------ SUPPLIED MATERIAL ------
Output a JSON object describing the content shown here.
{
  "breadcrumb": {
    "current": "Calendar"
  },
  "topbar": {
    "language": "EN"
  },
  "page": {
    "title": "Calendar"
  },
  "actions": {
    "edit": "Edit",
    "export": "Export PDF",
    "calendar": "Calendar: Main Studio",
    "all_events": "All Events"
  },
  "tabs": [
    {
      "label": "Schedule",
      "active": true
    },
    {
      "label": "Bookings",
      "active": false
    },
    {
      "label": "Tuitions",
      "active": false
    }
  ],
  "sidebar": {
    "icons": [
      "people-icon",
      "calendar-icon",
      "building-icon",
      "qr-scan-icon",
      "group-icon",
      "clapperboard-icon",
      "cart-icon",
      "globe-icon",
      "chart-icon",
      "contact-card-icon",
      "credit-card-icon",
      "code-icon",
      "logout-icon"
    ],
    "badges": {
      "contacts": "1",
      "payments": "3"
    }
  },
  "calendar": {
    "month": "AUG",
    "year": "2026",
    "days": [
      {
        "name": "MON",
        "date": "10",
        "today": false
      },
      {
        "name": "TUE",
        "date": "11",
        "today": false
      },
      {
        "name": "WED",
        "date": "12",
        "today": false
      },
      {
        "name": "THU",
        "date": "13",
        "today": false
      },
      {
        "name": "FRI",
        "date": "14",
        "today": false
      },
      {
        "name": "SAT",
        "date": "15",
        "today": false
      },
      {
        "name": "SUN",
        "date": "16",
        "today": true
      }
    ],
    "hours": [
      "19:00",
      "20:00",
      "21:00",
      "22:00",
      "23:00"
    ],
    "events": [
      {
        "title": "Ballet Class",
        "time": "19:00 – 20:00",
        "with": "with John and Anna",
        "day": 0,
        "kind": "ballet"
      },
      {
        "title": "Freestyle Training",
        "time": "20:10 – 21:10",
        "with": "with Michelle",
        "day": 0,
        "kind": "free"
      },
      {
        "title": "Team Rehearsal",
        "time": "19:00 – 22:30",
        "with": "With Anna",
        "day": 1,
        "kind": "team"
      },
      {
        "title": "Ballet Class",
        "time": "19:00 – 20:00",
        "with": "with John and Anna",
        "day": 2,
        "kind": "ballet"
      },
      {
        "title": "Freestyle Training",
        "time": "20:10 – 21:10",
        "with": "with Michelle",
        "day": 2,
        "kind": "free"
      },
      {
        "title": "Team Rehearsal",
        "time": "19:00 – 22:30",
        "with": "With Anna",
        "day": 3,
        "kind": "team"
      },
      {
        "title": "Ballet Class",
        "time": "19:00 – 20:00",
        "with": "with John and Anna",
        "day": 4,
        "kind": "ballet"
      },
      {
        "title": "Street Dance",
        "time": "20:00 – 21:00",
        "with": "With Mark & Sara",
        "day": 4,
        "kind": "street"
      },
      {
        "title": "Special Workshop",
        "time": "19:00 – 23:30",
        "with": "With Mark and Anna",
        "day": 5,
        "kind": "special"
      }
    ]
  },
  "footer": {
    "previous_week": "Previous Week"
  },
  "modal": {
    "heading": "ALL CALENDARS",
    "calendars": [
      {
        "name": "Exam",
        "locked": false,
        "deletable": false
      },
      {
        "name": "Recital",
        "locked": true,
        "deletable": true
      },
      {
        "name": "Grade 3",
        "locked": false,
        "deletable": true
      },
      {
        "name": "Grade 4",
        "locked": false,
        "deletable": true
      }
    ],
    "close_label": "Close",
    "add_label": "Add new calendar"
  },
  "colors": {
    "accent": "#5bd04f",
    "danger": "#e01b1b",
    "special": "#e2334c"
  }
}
------
- TASK REQUIREMENTS:
Extract the full listing above without altering anything.

- RESULT:
Output a JSON object describing the content shown here.
{
  "breadcrumb": {
    "current": "Calendar"
  },
  "topbar": {
    "language": "EN"
  },
  "page": {
    "title": "Calendar"
  },
  "actions": {
    "edit": "Edit",
    "export": "Export PDF",
    "calendar": "Calendar: Main Studio",
    "all_events": "All Events"
  },
  "tabs": [
    {
      "label": "Schedule",
      "active": true
    },
    {
      "label": "Bookings",
      "active": false
    },
    {
      "label": "Tuitions",
      "active": false
    }
  ],
  "sidebar": {
    "icons": [
      "people-icon",
      "calendar-icon",
      "building-icon",
      "qr-scan-icon",
      "group-icon",
      "clapperboard-icon",
      "cart-icon",
      "globe-icon",
      "chart-icon",
      "contact-card-icon",
      "credit-card-icon",
      "code-icon",
      "logout-icon"
    ],
    "badges": {
      "contacts": "1",
      "payments": "3"
    }
  },
  "calendar": {
    "month": "AUG",
    "year": "2026",
    "days": [
      {
        "name": "MON",
        "date": "10",
        "today": false
      },
      {
        "name": "TUE",
        "date": "11",
        "today": false
      },
      {
        "name": "WED",
        "date": "12",
        "today": false
      },
      {
        "name": "THU",
        "date": "13",
        "today": false
      },
      {
        "name": "FRI",
        "date": "14",
        "today": false
      },
      {
        "name": "SAT",
        "date": "15",
        "today": false
      },
      {
        "name": "SUN",
        "date": "16",
        "today": true
      }
    ],
    "hours": [
      "19:00",
      "20:00",
      "21:00",
      "22:00",
      "23:00"
    ],
    "events": [
      {
        "title": "Ballet Class",
        "time": "19:00 – 20:00",
        "with": "with John and Anna",
        "day": 0,
        "kind": "ballet"
      },
      {
        "title": "Freestyle Training",
        "time": "20:10 – 21:10",
        "with": "with Michelle",
        "day": 0,
        "kind": "free"
      },
      {
        "title": "Team Rehearsal",
        "time": "19:00 – 22:30",
        "with": "With Anna",
        "day": 1,
        "kind": "team"
      },
      {
        "title": "Ballet Class",
        "time": "19:00 – 20:00",
        "with": "with John and Anna",
        "day": 2,
        "kind": "ballet"
      },
      {
        "title": "Freestyle Training",
        "time": "20:10 – 21:10",
        "with": "with Michelle",
        "day": 2,
        "kind": "free"
      },
      {
        "title": "Team Rehearsal",
        "time": "19:00 – 22:30",
        "with": "With Anna",
        "day": 3,
        "kind": "team"
      },
      {
        "title": "Ballet Class",
        "time": "19:00 – 20:00",
        "with": "with John and Anna",
        "day": 4,
        "kind": "ballet"
      },
      {
        "title": "Street Dance",
        "time": "20:00 – 21:00",
        "with": "With Mark & Sara",
        "day": 4,
        "kind": "street"
      },
      {
        "title": "Special Workshop",
        "time": "19:00 – 23:30",
        "with": "With Mark and Anna",
        "day": 5,
        "kind": "special"
      }
    ]
  },
  "footer": {
    "previous_week": "Previous Week"
  },
  "modal": {
    "heading": "ALL CALENDARS",
    "calendars": [
      {
        "name": "Exam",
        "locked": false,
        "deletable": false
      },
      {
        "name": "Recital",
        "locked": true,
        "deletable": true
      },
      {
        "name": "Grade 3",
        "locked": false,
        "deletable": true
      },
      {
        "name": "Grade 4",
        "locked": false,
        "deletable": true
      }
    ],
    "close_label": "Close",
    "add_label": "Add new calendar"
  },
  "colors": {
    "accent": "#5bd04f",
    "danger": "#e01b1b",
    "special": "#e2334c"
  }
}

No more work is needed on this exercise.